▶ Set exercise: All entries are to be given again verbatim.

------ Listed entries

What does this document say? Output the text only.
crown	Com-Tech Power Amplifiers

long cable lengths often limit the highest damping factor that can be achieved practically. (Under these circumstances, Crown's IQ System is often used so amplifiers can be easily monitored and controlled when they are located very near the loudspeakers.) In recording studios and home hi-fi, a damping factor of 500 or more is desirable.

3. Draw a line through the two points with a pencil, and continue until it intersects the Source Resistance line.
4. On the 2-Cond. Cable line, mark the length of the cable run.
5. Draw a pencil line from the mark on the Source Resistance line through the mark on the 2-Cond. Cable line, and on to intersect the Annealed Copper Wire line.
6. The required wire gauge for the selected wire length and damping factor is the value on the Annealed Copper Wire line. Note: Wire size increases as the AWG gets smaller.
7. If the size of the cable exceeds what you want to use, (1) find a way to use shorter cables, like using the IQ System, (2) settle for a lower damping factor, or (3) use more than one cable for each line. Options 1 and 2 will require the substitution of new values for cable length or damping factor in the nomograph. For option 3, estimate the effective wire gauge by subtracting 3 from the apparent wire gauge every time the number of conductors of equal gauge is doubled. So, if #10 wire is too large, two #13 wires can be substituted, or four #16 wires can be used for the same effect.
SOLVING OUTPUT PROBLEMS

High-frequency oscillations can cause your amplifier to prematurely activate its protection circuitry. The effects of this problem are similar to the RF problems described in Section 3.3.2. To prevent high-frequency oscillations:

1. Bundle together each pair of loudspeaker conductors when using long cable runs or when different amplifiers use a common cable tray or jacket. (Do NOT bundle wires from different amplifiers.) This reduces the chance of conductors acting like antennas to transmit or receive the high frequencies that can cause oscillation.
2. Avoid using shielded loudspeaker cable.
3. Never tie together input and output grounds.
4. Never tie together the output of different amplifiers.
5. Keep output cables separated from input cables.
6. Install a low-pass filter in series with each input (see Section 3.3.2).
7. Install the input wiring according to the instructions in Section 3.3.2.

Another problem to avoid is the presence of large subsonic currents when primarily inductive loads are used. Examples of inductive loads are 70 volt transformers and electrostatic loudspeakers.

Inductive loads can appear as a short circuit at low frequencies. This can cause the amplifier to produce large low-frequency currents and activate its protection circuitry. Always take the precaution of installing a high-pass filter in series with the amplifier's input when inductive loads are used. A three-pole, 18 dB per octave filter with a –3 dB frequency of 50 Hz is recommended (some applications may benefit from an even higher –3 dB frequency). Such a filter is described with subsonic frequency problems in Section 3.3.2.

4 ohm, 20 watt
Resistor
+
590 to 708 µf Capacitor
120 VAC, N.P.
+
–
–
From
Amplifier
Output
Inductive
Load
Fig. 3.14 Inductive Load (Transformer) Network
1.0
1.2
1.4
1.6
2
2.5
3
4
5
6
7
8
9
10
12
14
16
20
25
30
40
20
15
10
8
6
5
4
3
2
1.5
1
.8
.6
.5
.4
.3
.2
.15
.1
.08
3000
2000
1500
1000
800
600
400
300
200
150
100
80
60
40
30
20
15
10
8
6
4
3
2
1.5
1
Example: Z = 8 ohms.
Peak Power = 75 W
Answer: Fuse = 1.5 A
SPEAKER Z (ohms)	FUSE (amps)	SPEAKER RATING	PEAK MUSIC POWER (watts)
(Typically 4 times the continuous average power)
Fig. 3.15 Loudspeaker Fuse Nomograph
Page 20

------------

▶ Full response:
What does this document say? Output the text only.
crown	Com-Tech Power Amplifiers

long cable lengths often limit the highest damping factor that can be achieved practically. (Under these circumstances, Crown's IQ System is often used so amplifiers can be easily monitored and controlled when they are located very near the loudspeakers.) In recording studios and home hi-fi, a damping factor of 500 or more is desirable.

3. Draw a line through the two points with a pencil, and continue until it intersects the Source Resistance line.
4. On the 2-Cond. Cable line, mark the length of the cable run.
5. Draw a pencil line from the mark on the Source Resistance line through the mark on the 2-Cond. Cable line, and on to intersect the Annealed Copper Wire line.
6. The required wire gauge for the selected wire length and damping factor is the value on the Annealed Copper Wire line. Note: Wire size increases as the AWG gets smaller.
7. If the size of the cable exceeds what you want to use, (1) find a way to use shorter cables, like using the IQ System, (2) settle for a lower damping factor, or (3) use more than one cable for each line. Options 1 and 2 will require the substitution of new values for cable length or damping factor in the nomograph. For option 3, estimate the effective wire gauge by subtracting 3 from the apparent wire gauge every time the number of conductors of equal gauge is doubled. So, if #10 wire is too large, two #13 wires can be substituted, or four #16 wires can be used for the same effect.
SOLVING OUTPUT PROBLEMS

High-frequency oscillations can cause your amplifier to prematurely activate its protection circuitry. The effects of this problem are similar to the RF problems described in Section 3.3.2. To prevent high-frequency oscillations:

1. Bundle together each pair of loudspeaker conductors when using long cable runs or when different amplifiers use a common cable tray or jacket. (Do NOT bundle wires from different amplifiers.) This reduces the chance of conductors acting like antennas to transmit or receive the high frequencies that can cause oscillation.
2. Avoid using shielded loudspeaker cable.
3. Never tie together input and output grounds.
4. Never tie together the output of different amplifiers.
5. Keep output cables separated from input cables.
6. Install a low-pass filter in series with each input (see Section 3.3.2).
7. Install the input wiring according to the instructions in Section 3.3.2.

Another problem to avoid is the presence of large subsonic currents when primarily inductive loads are used. Examples of inductive loads are 70 volt transformers and electrostatic loudspeakers.

Inductive loads can appear as a short circuit at low frequencies. This can cause the amplifier to produce large low-frequency currents and activate its protection circuitry. Always take the precaution of installing a high-pass filter in series with the amplifier's input when inductive loads are used. A three-pole, 18 dB per octave filter with a –3 dB frequency of 50 Hz is recommended (some applications may benefit from an even higher –3 dB frequency). Such a filter is described with subsonic frequency problems in Section 3.3.2.

4 ohm, 20 watt
Resistor
+
590 to 708 µf Capacitor
120 VAC, N.P.
+
–
–
From
Amplifier
Output
Inductive
Load
Fig. 3.14 Inductive Load (Transformer) Network
1.0
1.2
1.4
1.6
2
2.5
3
4
5
6
7
8
9
10
12
14
16
20
25
30
40
20
15
10
8
6
5
4
3
2
1.5
1
.8
.6
.5
.4
.3
.2
.15
.1
.08
3000
2000
1500
1000
800
600
400
300
200
150
100
80
60
40
30
20
15
10
8
6
4
3
2
1.5
1
Example: Z = 8 ohms.
Peak Power = 75 W
Answer: Fuse = 1.5 A
SPEAKER Z (ohms)	FUSE (amps)	SPEAKER RATING	PEAK MUSIC POWER (watts)
(Typically 4 times the continuous average power)
Fig. 3.15 Loudspeaker Fuse Nomograph
Page 20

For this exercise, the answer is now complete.